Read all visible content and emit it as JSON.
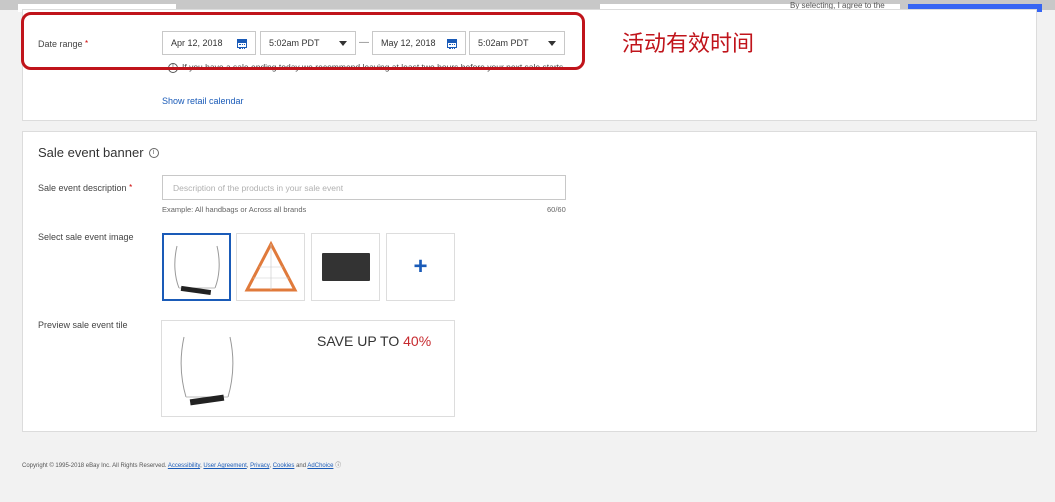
{
  "header": {
    "terms_text": "By selecting, I agree to the"
  },
  "date_range": {
    "label": "Date range",
    "required_mark": "*",
    "start_date": "Apr 12, 2018",
    "start_time": "5:02am PDT",
    "separator": "—",
    "end_date": "May 12, 2018",
    "end_time": "5:02am PDT",
    "warning": "If you have a sale ending today we recommend leaving at least two hours before your next sale starts.",
    "retail_calendar_link": "Show retail calendar"
  },
  "annotation": {
    "text": "活动有效时间",
    "color": "#c0141b"
  },
  "banner": {
    "title": "Sale event banner",
    "description_label": "Sale event description",
    "required_mark": "*",
    "description_placeholder": "Description of the products in your sale event",
    "example_hint": "Example: All handbags or Across all brands",
    "char_count": "60/60",
    "image_label": "Select sale event image",
    "add_symbol": "+",
    "preview_label": "Preview sale event tile",
    "preview_text": "SAVE UP TO",
    "preview_percent": "40%"
  },
  "footer": {
    "copyright": "Copyright © 1995-2018 eBay Inc. All Rights Reserved.",
    "links": [
      "Accessibility",
      "User Agreement",
      "Privacy",
      "Cookies"
    ],
    "and_text": "and",
    "adchoice": "AdChoice"
  },
  "colors": {
    "accent": "#1a5bb8",
    "highlight": "#c0141b",
    "sale_percent": "#c72a2f"
  }
}
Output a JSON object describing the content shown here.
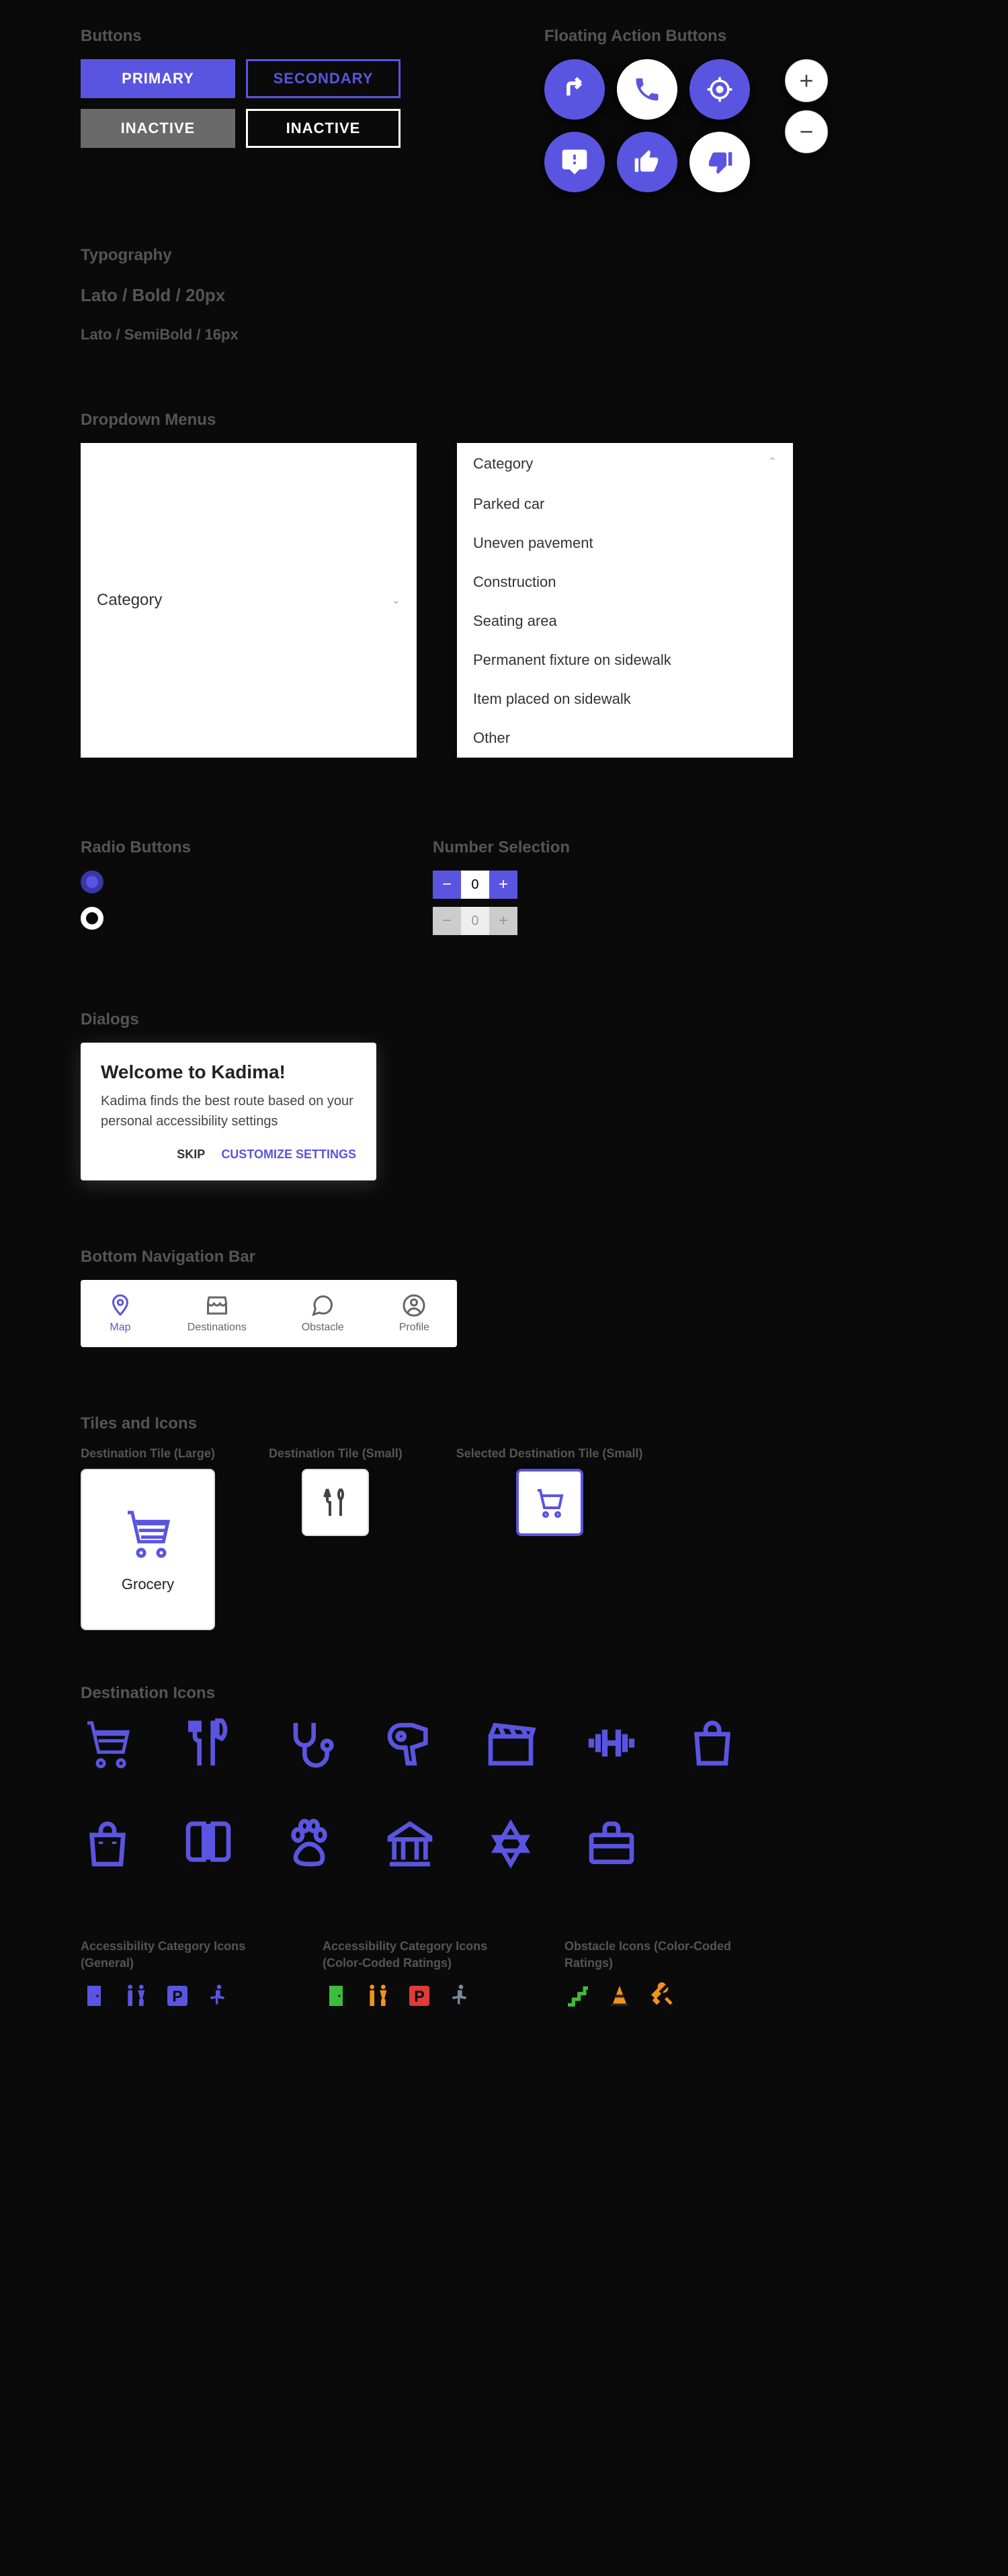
{
  "sections": {
    "buttons": "Buttons",
    "fabs": "Floating Action Buttons",
    "typography": "Typography",
    "dropdowns": "Dropdown Menus",
    "radio": "Radio Buttons",
    "number": "Number Selection",
    "dialogs": "Dialogs",
    "bottomnav": "Bottom Navigation Bar",
    "tiles": "Tiles and Icons",
    "destIcons": "Destination Icons",
    "accGeneral": "Accessibility Category Icons (General)",
    "accColor": "Accessibility Category Icons (Color-Coded Ratings)",
    "obstacleColor": "Obstacle Icons (Color-Coded Ratings)"
  },
  "buttons": {
    "primary": "PRIMARY",
    "secondary": "SECONDARY",
    "inactive1": "INACTIVE",
    "inactive2": "INACTIVE"
  },
  "typography": {
    "sample1": "Lato / Bold / 20px",
    "sample2": "Lato / SemiBold / 16px"
  },
  "dropdown": {
    "label": "Category",
    "items": [
      "Parked car",
      "Uneven pavement",
      "Construction",
      "Seating area",
      "Permanent fixture on sidewalk",
      "Item placed on sidewalk",
      "Other"
    ]
  },
  "numberSelection": {
    "valueActive": "0",
    "valueInactive": "0"
  },
  "dialog": {
    "title": "Welcome to Kadima!",
    "body": "Kadima finds the best route based on your personal accessibility settings",
    "skip": "SKIP",
    "customize": "CUSTOMIZE SETTINGS"
  },
  "bottomnav": {
    "items": [
      {
        "label": "Map",
        "icon": "pin-icon",
        "active": true
      },
      {
        "label": "Destinations",
        "icon": "storefront-icon",
        "active": false
      },
      {
        "label": "Obstacle",
        "icon": "chat-icon",
        "active": false
      },
      {
        "label": "Profile",
        "icon": "user-icon",
        "active": false
      }
    ]
  },
  "tiles": {
    "largeLabel": "Destination Tile (Large)",
    "smallLabel": "Destination Tile (Small)",
    "selectedLabel": "Selected Destination Tile (Small)",
    "grocery": "Grocery"
  },
  "destinationIcons": [
    "cart-icon",
    "utensils-icon",
    "stethoscope-icon",
    "hairdryer-icon",
    "clapperboard-icon",
    "dumbbell-icon",
    "shopping-bag-icon",
    "shopping-bag-icon",
    "book-icon",
    "paw-icon",
    "bank-icon",
    "star-of-david-icon",
    "briefcase-icon"
  ],
  "accessibilityGeneralIcons": [
    "door-icon",
    "restroom-icon",
    "parking-icon",
    "accessible-icon"
  ],
  "accessibilityColorIcons": [
    "door-icon",
    "restroom-icon",
    "parking-icon",
    "accessible-icon"
  ],
  "obstacleColorIcons": [
    "stairs-icon",
    "cone-icon",
    "tools-icon"
  ],
  "colors": {
    "primary": "#5a55e0",
    "green": "#3cbe3c",
    "orange": "#f0931a",
    "red": "#e03a3a"
  }
}
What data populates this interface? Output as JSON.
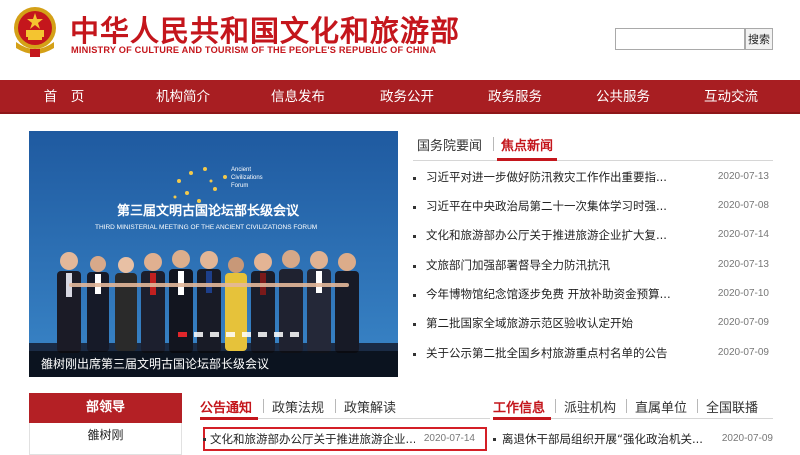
{
  "header": {
    "title_cn": "中华人民共和国文化和旅游部",
    "title_en": "MINISTRY OF CULTURE AND TOURISM OF THE PEOPLE'S REPUBLIC OF CHINA",
    "search_value": "",
    "search_button": "搜索"
  },
  "nav": {
    "items": [
      "首　页",
      "机构简介",
      "信息发布",
      "政务公开",
      "政务服务",
      "公共服务",
      "互动交流"
    ]
  },
  "slider": {
    "banner_title_cn": "第三届文明古国论坛部长级会议",
    "banner_title_en": "THIRD MINISTERIAL MEETING OF THE ANCIENT CIVILIZATIONS FORUM",
    "logo_text_1": "Ancient",
    "logo_text_2": "Civilizations",
    "logo_text_3": "Forum",
    "caption": "雒树刚出席第三届文明古国论坛部长级会议",
    "active_dot": 0,
    "dot_count": 8
  },
  "news_tabs": {
    "tab1": "国务院要闻",
    "tab2": "焦点新闻",
    "active": "焦点新闻"
  },
  "news": [
    {
      "title": "习近平对进一步做好防汛救灾工作作出重要指...",
      "date": "2020-07-13"
    },
    {
      "title": "习近平在中央政治局第二十一次集体学习时强...",
      "date": "2020-07-08"
    },
    {
      "title": "文化和旅游部办公厅关于推进旅游企业扩大复...",
      "date": "2020-07-14"
    },
    {
      "title": "文旅部门加强部署督导全力防汛抗汛",
      "date": "2020-07-13"
    },
    {
      "title": "今年博物馆纪念馆逐步免费 开放补助资金预算...",
      "date": "2020-07-10"
    },
    {
      "title": "第二批国家全域旅游示范区验收认定开始",
      "date": "2020-07-09"
    },
    {
      "title": "关于公示第二批全国乡村旅游重点村名单的公告",
      "date": "2020-07-09"
    }
  ],
  "leaders": {
    "heading": "部领导",
    "name": "雒树刚"
  },
  "mid_tabs": {
    "tab1": "公告通知",
    "tab2": "政策法规",
    "tab3": "政策解读",
    "active": "公告通知"
  },
  "mid_item": {
    "title": "文化和旅游部办公厅关于推进旅游企业...",
    "date": "2020-07-14"
  },
  "right_tabs": {
    "tab1": "工作信息",
    "tab2": "派驻机构",
    "tab3": "直属单位",
    "tab4": "全国联播",
    "active": "工作信息"
  },
  "right_item": {
    "title": "离退休干部局组织开展“强化政治机关...",
    "date": "2020-07-09"
  },
  "colors": {
    "brand_red": "#c4161c",
    "nav_red": "#a81e22"
  }
}
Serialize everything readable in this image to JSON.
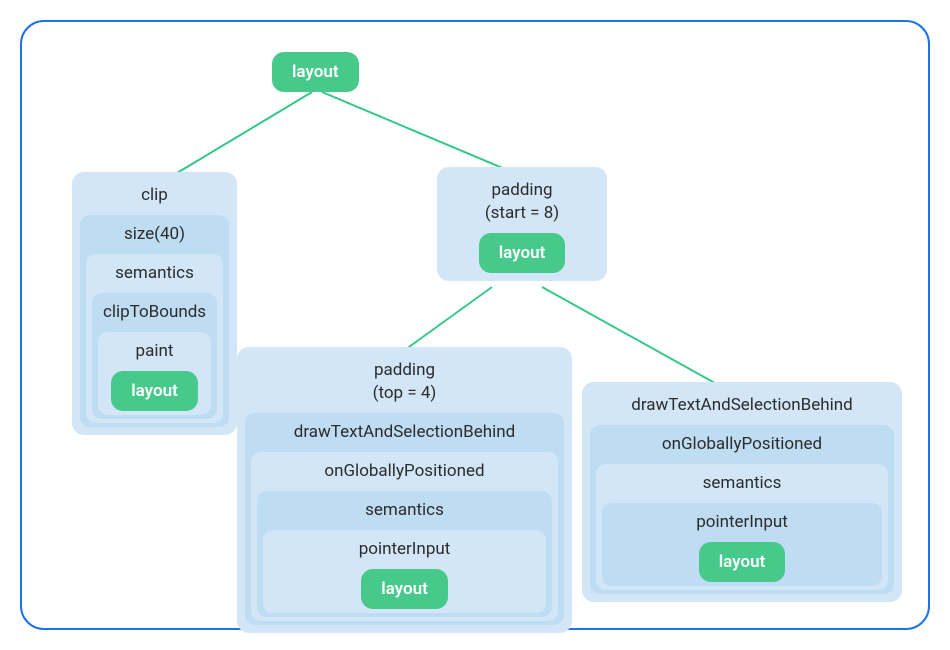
{
  "diagram": {
    "root": {
      "label": "layout"
    },
    "left": {
      "modifiers": [
        "clip",
        "size(40)",
        "semantics",
        "clipToBounds",
        "paint"
      ],
      "terminal": "layout"
    },
    "mid": {
      "header": "padding\n(start = 8)",
      "terminal": "layout"
    },
    "leafL": {
      "header": "padding\n(top = 4)",
      "modifiers": [
        "drawTextAndSelectionBehind",
        "onGloballyPositioned",
        "semantics",
        "pointerInput"
      ],
      "terminal": "layout"
    },
    "leafR": {
      "modifiers": [
        "drawTextAndSelectionBehind",
        "onGloballyPositioned",
        "semantics",
        "pointerInput"
      ],
      "terminal": "layout"
    }
  },
  "colors": {
    "frameBorder": "#1a73e8",
    "nodeLight": "#d2e6f7",
    "nodeDark": "#bedcf2",
    "chip": "#46c98b",
    "edge": "#34c986"
  }
}
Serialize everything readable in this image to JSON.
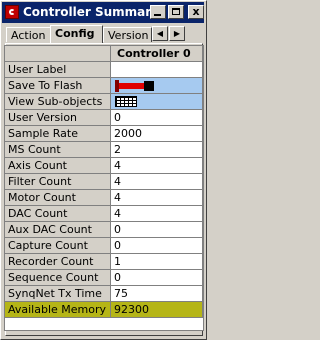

> _Prompt_: Each line of the data is to be duplicated exactly; pictures stay out of the copy.

> _Exercise answer_:
Read all visible content and emit it as JSON.
{
  "header": {
    "terms_text": "By selecting, I agree to the"
  },
  "date_range": {
    "label": "Date range",
    "required_mark": "*",
    "start_date": "Apr 12, 2018",
    "start_time": "5:02am PDT",
    "separator": "—",
    "end_date": "May 12, 2018",
    "end_time": "5:02am PDT",
    "warning": "If you have a sale ending today we recommend leaving at least two hours before your next sale starts.",
    "retail_calendar_link": "Show retail calendar"
  },
  "annotation": {
    "text": "活动有效时间",
    "color": "#c0141b"
  },
  "banner": {
    "title": "Sale event banner",
    "description_label": "Sale event description",
    "required_mark": "*",
    "description_placeholder": "Description of the products in your sale event",
    "example_hint": "Example: All handbags or Across all brands",
    "char_count": "60/60",
    "image_label": "Select sale event image",
    "add_symbol": "+",
    "preview_label": "Preview sale event tile",
    "preview_text": "SAVE UP TO",
    "preview_percent": "40%"
  },
  "footer": {
    "copyright": "Copyright © 1995-2018 eBay Inc. All Rights Reserved.",
    "links": [
      "Accessibility",
      "User Agreement",
      "Privacy",
      "Cookies"
    ],
    "and_text": "and",
    "adchoice": "AdChoice"
  },
  "colors": {
    "accent": "#1a5bb8",
    "highlight": "#c0141b",
    "sale_percent": "#c72a2f"
  }
}
Output a JSON object describing the content shown here.
{
  "sections": {
    "buttons": "Buttons",
    "fabs": "Floating Action Buttons",
    "typography": "Typography",
    "dropdowns": "Dropdown Menus",
    "radio": "Radio Buttons",
    "number": "Number Selection",
    "dialogs": "Dialogs",
    "bottomnav": "Bottom Navigation Bar",
    "tiles": "Tiles and Icons",
    "destIcons": "Destination Icons",
    "accGeneral": "Accessibility Category Icons (General)",
    "accColor": "Accessibility Category Icons (Color-Coded Ratings)",
    "obstacleColor": "Obstacle Icons (Color-Coded Ratings)"
  },
  "buttons": {
    "primary": "PRIMARY",
    "secondary": "SECONDARY",
    "inactive1": "INACTIVE",
    "inactive2": "INACTIVE"
  },
  "typography": {
    "sample1": "Lato / Bold / 20px",
    "sample2": "Lato / SemiBold / 16px"
  },
  "dropdown": {
    "label": "Category",
    "items": [
      "Parked car",
      "Uneven pavement",
      "Construction",
      "Seating area",
      "Permanent fixture on sidewalk",
      "Item placed on sidewalk",
      "Other"
    ]
  },
  "numberSelection": {
    "valueActive": "0",
    "valueInactive": "0"
  },
  "dialog": {
    "title": "Welcome to Kadima!",
    "body": "Kadima finds the best route based on your personal accessibility settings",
    "skip": "SKIP",
    "customize": "CUSTOMIZE SETTINGS"
  },
  "bottomnav": {
    "items": [
      {
        "label": "Map",
        "icon": "pin-icon",
        "active": true
      },
      {
        "label": "Destinations",
        "icon": "storefront-icon",
        "active": false
      },
      {
        "label": "Obstacle",
        "icon": "chat-icon",
        "active": false
      },
      {
        "label": "Profile",
        "icon": "user-icon",
        "active": false
      }
    ]
  },
  "tiles": {
    "largeLabel": "Destination Tile (Large)",
    "smallLabel": "Destination Tile (Small)",
    "selectedLabel": "Selected Destination Tile (Small)",
    "grocery": "Grocery"
  },
  "destinationIcons": [
    "cart-icon",
    "utensils-icon",
    "stethoscope-icon",
    "hairdryer-icon",
    "clapperboard-icon",
    "dumbbell-icon",
    "shopping-bag-icon",
    "shopping-bag-icon",
    "book-icon",
    "paw-icon",
    "bank-icon",
    "star-of-david-icon",
    "briefcase-icon"
  ],
  "accessibilityGeneralIcons": [
    "door-icon",
    "restroom-icon",
    "parking-icon",
    "accessible-icon"
  ],
  "accessibilityColorIcons": [
    "door-icon",
    "restroom-icon",
    "parking-icon",
    "accessible-icon"
  ],
  "obstacleColorIcons": [
    "stairs-icon",
    "cone-icon",
    "tools-icon"
  ],
  "colors": {
    "primary": "#5a55e0",
    "green": "#3cbe3c",
    "orange": "#f0931a",
    "red": "#e03a3a"
  }
}
What data populates this interface? Output as JSON.
{
  "header": {
    "title_cn": "中华人民共和国文化和旅游部",
    "title_en": "MINISTRY OF CULTURE AND TOURISM OF THE PEOPLE'S REPUBLIC OF CHINA",
    "search_value": "",
    "search_button": "搜索"
  },
  "nav": {
    "items": [
      "首　页",
      "机构简介",
      "信息发布",
      "政务公开",
      "政务服务",
      "公共服务",
      "互动交流"
    ]
  },
  "slider": {
    "banner_title_cn": "第三届文明古国论坛部长级会议",
    "banner_title_en": "THIRD MINISTERIAL MEETING OF THE ANCIENT CIVILIZATIONS FORUM",
    "logo_text_1": "Ancient",
    "logo_text_2": "Civilizations",
    "logo_text_3": "Forum",
    "caption": "雒树刚出席第三届文明古国论坛部长级会议",
    "active_dot": 0,
    "dot_count": 8
  },
  "news_tabs": {
    "tab1": "国务院要闻",
    "tab2": "焦点新闻",
    "active": "焦点新闻"
  },
  "news": [
    {
      "title": "习近平对进一步做好防汛救灾工作作出重要指...",
      "date": "2020-07-13"
    },
    {
      "title": "习近平在中央政治局第二十一次集体学习时强...",
      "date": "2020-07-08"
    },
    {
      "title": "文化和旅游部办公厅关于推进旅游企业扩大复...",
      "date": "2020-07-14"
    },
    {
      "title": "文旅部门加强部署督导全力防汛抗汛",
      "date": "2020-07-13"
    },
    {
      "title": "今年博物馆纪念馆逐步免费 开放补助资金预算...",
      "date": "2020-07-10"
    },
    {
      "title": "第二批国家全域旅游示范区验收认定开始",
      "date": "2020-07-09"
    },
    {
      "title": "关于公示第二批全国乡村旅游重点村名单的公告",
      "date": "2020-07-09"
    }
  ],
  "leaders": {
    "heading": "部领导",
    "name": "雒树刚"
  },
  "mid_tabs": {
    "tab1": "公告通知",
    "tab2": "政策法规",
    "tab3": "政策解读",
    "active": "公告通知"
  },
  "mid_item": {
    "title": "文化和旅游部办公厅关于推进旅游企业...",
    "date": "2020-07-14"
  },
  "right_tabs": {
    "tab1": "工作信息",
    "tab2": "派驻机构",
    "tab3": "直属单位",
    "tab4": "全国联播",
    "active": "工作信息"
  },
  "right_item": {
    "title": "离退休干部局组织开展“强化政治机关...",
    "date": "2020-07-09"
  },
  "colors": {
    "brand_red": "#c4161c",
    "nav_red": "#a81e22"
  }
}
Serialize everything readable in this image to JSON.
{
  "diagram": {
    "root": {
      "label": "layout"
    },
    "left": {
      "modifiers": [
        "clip",
        "size(40)",
        "semantics",
        "clipToBounds",
        "paint"
      ],
      "terminal": "layout"
    },
    "mid": {
      "header": "padding\n(start = 8)",
      "terminal": "layout"
    },
    "leafL": {
      "header": "padding\n(top = 4)",
      "modifiers": [
        "drawTextAndSelectionBehind",
        "onGloballyPositioned",
        "semantics",
        "pointerInput"
      ],
      "terminal": "layout"
    },
    "leafR": {
      "modifiers": [
        "drawTextAndSelectionBehind",
        "onGloballyPositioned",
        "semantics",
        "pointerInput"
      ],
      "terminal": "layout"
    }
  },
  "colors": {
    "frameBorder": "#1a73e8",
    "nodeLight": "#d2e6f7",
    "nodeDark": "#bedcf2",
    "chip": "#46c98b",
    "edge": "#34c986"
  }
}
Serialize everything readable in this image to JSON.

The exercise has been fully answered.